Retype each of the entries below, character for character.

== Records for this exercise

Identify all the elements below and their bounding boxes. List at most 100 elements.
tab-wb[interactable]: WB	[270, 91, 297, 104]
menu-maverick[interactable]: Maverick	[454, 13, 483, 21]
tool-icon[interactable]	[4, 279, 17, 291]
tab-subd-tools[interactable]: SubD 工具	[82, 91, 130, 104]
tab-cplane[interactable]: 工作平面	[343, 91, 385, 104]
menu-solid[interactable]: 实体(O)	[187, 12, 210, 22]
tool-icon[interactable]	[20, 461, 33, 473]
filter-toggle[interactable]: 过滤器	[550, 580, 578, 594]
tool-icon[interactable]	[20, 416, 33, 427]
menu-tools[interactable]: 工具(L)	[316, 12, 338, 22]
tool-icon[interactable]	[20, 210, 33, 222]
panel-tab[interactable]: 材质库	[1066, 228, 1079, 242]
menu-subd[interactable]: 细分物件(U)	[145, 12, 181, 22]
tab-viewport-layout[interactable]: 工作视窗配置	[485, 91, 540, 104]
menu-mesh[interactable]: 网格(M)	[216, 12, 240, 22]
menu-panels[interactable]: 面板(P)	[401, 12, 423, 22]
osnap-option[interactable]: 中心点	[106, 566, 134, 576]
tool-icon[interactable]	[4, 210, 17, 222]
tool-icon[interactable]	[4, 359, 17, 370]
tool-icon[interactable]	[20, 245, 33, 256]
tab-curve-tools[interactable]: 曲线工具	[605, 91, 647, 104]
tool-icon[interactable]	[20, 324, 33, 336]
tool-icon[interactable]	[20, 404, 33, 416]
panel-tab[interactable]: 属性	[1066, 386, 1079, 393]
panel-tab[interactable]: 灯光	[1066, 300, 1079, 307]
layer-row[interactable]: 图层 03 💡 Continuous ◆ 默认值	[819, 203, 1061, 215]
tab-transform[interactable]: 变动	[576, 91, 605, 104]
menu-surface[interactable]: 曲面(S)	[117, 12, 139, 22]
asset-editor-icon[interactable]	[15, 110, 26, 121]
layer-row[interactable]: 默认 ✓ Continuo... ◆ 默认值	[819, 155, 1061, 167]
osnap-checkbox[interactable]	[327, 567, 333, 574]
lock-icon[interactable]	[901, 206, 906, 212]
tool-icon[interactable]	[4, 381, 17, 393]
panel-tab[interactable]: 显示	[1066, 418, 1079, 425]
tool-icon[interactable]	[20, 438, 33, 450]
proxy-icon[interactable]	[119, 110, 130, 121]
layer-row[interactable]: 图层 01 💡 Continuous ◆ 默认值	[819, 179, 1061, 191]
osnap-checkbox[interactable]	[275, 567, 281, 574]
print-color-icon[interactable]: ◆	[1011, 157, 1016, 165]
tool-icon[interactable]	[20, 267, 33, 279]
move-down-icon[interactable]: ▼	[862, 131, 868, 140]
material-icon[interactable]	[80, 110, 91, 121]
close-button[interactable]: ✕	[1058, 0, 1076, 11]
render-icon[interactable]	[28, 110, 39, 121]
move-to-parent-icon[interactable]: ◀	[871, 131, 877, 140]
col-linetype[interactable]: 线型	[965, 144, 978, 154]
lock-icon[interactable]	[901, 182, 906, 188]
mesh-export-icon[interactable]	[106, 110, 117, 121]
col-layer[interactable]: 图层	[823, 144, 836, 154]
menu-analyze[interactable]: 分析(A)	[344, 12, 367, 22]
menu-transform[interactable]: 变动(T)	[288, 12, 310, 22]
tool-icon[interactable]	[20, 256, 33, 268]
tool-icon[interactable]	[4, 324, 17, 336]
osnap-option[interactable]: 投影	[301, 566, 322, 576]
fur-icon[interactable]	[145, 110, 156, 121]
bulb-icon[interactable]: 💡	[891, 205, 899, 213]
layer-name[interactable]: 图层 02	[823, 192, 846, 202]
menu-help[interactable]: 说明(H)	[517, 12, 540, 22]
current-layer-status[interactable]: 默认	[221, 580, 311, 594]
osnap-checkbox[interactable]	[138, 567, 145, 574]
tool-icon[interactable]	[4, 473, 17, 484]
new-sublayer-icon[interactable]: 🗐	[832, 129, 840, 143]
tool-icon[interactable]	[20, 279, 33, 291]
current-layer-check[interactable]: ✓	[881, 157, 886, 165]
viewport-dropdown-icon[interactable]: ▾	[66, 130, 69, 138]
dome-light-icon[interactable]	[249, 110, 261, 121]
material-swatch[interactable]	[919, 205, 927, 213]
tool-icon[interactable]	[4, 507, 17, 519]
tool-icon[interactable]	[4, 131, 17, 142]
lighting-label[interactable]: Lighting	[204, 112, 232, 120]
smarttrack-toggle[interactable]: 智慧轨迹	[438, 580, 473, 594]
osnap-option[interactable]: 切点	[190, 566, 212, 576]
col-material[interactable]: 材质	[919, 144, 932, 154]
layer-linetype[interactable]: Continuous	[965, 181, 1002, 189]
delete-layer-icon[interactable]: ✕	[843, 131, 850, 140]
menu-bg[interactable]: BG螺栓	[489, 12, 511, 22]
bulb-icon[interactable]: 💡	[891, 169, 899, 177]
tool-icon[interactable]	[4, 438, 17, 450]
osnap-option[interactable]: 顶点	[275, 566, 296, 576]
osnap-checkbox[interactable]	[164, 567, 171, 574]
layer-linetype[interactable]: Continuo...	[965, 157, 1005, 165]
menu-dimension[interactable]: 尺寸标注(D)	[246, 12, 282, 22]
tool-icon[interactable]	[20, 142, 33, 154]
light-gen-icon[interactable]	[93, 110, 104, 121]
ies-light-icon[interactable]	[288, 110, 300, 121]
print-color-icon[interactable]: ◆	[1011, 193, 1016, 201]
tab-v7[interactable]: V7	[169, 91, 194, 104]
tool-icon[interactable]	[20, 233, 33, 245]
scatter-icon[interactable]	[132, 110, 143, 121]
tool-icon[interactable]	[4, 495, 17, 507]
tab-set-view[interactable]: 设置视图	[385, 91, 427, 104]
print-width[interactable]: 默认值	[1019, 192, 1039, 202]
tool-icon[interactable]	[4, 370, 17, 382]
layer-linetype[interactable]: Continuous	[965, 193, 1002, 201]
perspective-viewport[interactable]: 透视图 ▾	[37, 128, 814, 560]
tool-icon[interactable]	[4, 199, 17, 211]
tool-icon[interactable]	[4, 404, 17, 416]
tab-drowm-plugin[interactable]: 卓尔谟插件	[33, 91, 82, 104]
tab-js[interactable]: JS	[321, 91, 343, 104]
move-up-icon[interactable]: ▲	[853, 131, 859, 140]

====

Output below:
Identify all the elements below and their bounding boxes. List at most 100 elements.
tab-wb[interactable]: WB	[270, 91, 297, 104]
menu-maverick[interactable]: Maverick	[454, 13, 483, 21]
tool-icon[interactable]	[4, 279, 17, 291]
tab-subd-tools[interactable]: SubD 工具	[82, 91, 130, 104]
tab-cplane[interactable]: 工作平面	[343, 91, 385, 104]
menu-solid[interactable]: 实体(O)	[187, 12, 210, 22]
tool-icon[interactable]	[20, 461, 33, 473]
filter-toggle[interactable]: 过滤器	[550, 580, 578, 594]
tool-icon[interactable]	[20, 416, 33, 427]
menu-tools[interactable]: 工具(L)	[316, 12, 338, 22]
tool-icon[interactable]	[20, 210, 33, 222]
panel-tab[interactable]: 材质库	[1066, 228, 1079, 242]
menu-subd[interactable]: 细分物件(U)	[145, 12, 181, 22]
tab-viewport-layout[interactable]: 工作视窗配置	[485, 91, 540, 104]
menu-mesh[interactable]: 网格(M)	[216, 12, 240, 22]
menu-panels[interactable]: 面板(P)	[401, 12, 423, 22]
osnap-option[interactable]: 中心点	[106, 566, 134, 576]
tool-icon[interactable]	[4, 210, 17, 222]
tool-icon[interactable]	[4, 359, 17, 370]
tool-icon[interactable]	[20, 245, 33, 256]
tab-curve-tools[interactable]: 曲线工具	[605, 91, 647, 104]
tool-icon[interactable]	[20, 324, 33, 336]
tool-icon[interactable]	[20, 404, 33, 416]
panel-tab[interactable]: 属性	[1066, 386, 1079, 393]
panel-tab[interactable]: 灯光	[1066, 300, 1079, 307]
layer-row[interactable]: 图层 03 💡 Continuous ◆ 默认值	[819, 203, 1061, 215]
tab-transform[interactable]: 变动	[576, 91, 605, 104]
menu-surface[interactable]: 曲面(S)	[117, 12, 139, 22]
asset-editor-icon[interactable]	[15, 110, 26, 121]
layer-row[interactable]: 默认 ✓ Continuo... ◆ 默认值	[819, 155, 1061, 167]
osnap-checkbox[interactable]	[327, 567, 333, 574]
lock-icon[interactable]	[901, 206, 906, 212]
tool-icon[interactable]	[4, 381, 17, 393]
panel-tab[interactable]: 显示	[1066, 418, 1079, 425]
tool-icon[interactable]	[20, 438, 33, 450]
proxy-icon[interactable]	[119, 110, 130, 121]
layer-row[interactable]: 图层 01 💡 Continuous ◆ 默认值	[819, 179, 1061, 191]
osnap-checkbox[interactable]	[275, 567, 281, 574]
print-color-icon[interactable]: ◆	[1011, 157, 1016, 165]
tool-icon[interactable]	[20, 267, 33, 279]
move-down-icon[interactable]: ▼	[862, 131, 868, 140]
material-icon[interactable]	[80, 110, 91, 121]
close-button[interactable]: ✕	[1058, 0, 1076, 11]
render-icon[interactable]	[28, 110, 39, 121]
move-to-parent-icon[interactable]: ◀	[871, 131, 877, 140]
col-linetype[interactable]: 线型	[965, 144, 978, 154]
lock-icon[interactable]	[901, 182, 906, 188]
mesh-export-icon[interactable]	[106, 110, 117, 121]
col-layer[interactable]: 图层	[823, 144, 836, 154]
menu-analyze[interactable]: 分析(A)	[344, 12, 367, 22]
menu-transform[interactable]: 变动(T)	[288, 12, 310, 22]
tool-icon[interactable]	[20, 256, 33, 268]
tool-icon[interactable]	[4, 324, 17, 336]
osnap-option[interactable]: 投影	[301, 566, 322, 576]
fur-icon[interactable]	[145, 110, 156, 121]
bulb-icon[interactable]: 💡	[891, 205, 899, 213]
layer-name[interactable]: 图层 02	[823, 192, 846, 202]
menu-help[interactable]: 说明(H)	[517, 12, 540, 22]
current-layer-status[interactable]: 默认	[221, 580, 311, 594]
osnap-checkbox[interactable]	[138, 567, 145, 574]
tool-icon[interactable]	[4, 473, 17, 484]
new-sublayer-icon[interactable]: 🗐	[832, 129, 840, 143]
tool-icon[interactable]	[20, 279, 33, 291]
current-layer-check[interactable]: ✓	[881, 157, 886, 165]
viewport-dropdown-icon[interactable]: ▾	[66, 130, 69, 138]
dome-light-icon[interactable]	[249, 110, 261, 121]
material-swatch[interactable]	[919, 205, 927, 213]
tool-icon[interactable]	[4, 507, 17, 519]
tool-icon[interactable]	[4, 131, 17, 142]
lighting-label[interactable]: Lighting	[204, 112, 232, 120]
smarttrack-toggle[interactable]: 智慧轨迹	[438, 580, 473, 594]
osnap-option[interactable]: 切点	[190, 566, 212, 576]
col-material[interactable]: 材质	[919, 144, 932, 154]
layer-linetype[interactable]: Continuous	[965, 181, 1002, 189]
delete-layer-icon[interactable]: ✕	[843, 131, 850, 140]
menu-bg[interactable]: BG螺栓	[489, 12, 511, 22]
bulb-icon[interactable]: 💡	[891, 169, 899, 177]
tool-icon[interactable]	[4, 438, 17, 450]
osnap-option[interactable]: 顶点	[275, 566, 296, 576]
osnap-checkbox[interactable]	[164, 567, 171, 574]
layer-linetype[interactable]: Continuo...	[965, 157, 1005, 165]
menu-dimension[interactable]: 尺寸标注(D)	[246, 12, 282, 22]
tool-icon[interactable]	[20, 142, 33, 154]
light-gen-icon[interactable]	[93, 110, 104, 121]
ies-light-icon[interactable]	[288, 110, 300, 121]
print-color-icon[interactable]: ◆	[1011, 193, 1016, 201]
tab-v7[interactable]: V7	[169, 91, 194, 104]
tool-icon[interactable]	[20, 233, 33, 245]
scatter-icon[interactable]	[132, 110, 143, 121]
tool-icon[interactable]	[4, 495, 17, 507]
tab-set-view[interactable]: 设置视图	[385, 91, 427, 104]
print-width[interactable]: 默认值	[1019, 192, 1039, 202]
tool-icon[interactable]	[4, 370, 17, 382]
layer-linetype[interactable]: Continuous	[965, 193, 1002, 201]
perspective-viewport[interactable]: 透视图 ▾	[37, 128, 814, 560]
tool-icon[interactable]	[4, 199, 17, 211]
tool-icon[interactable]	[4, 404, 17, 416]
tab-drowm-plugin[interactable]: 卓尔谟插件	[33, 91, 82, 104]
tab-js[interactable]: JS	[321, 91, 343, 104]
move-up-icon[interactable]: ▲	[853, 131, 859, 140]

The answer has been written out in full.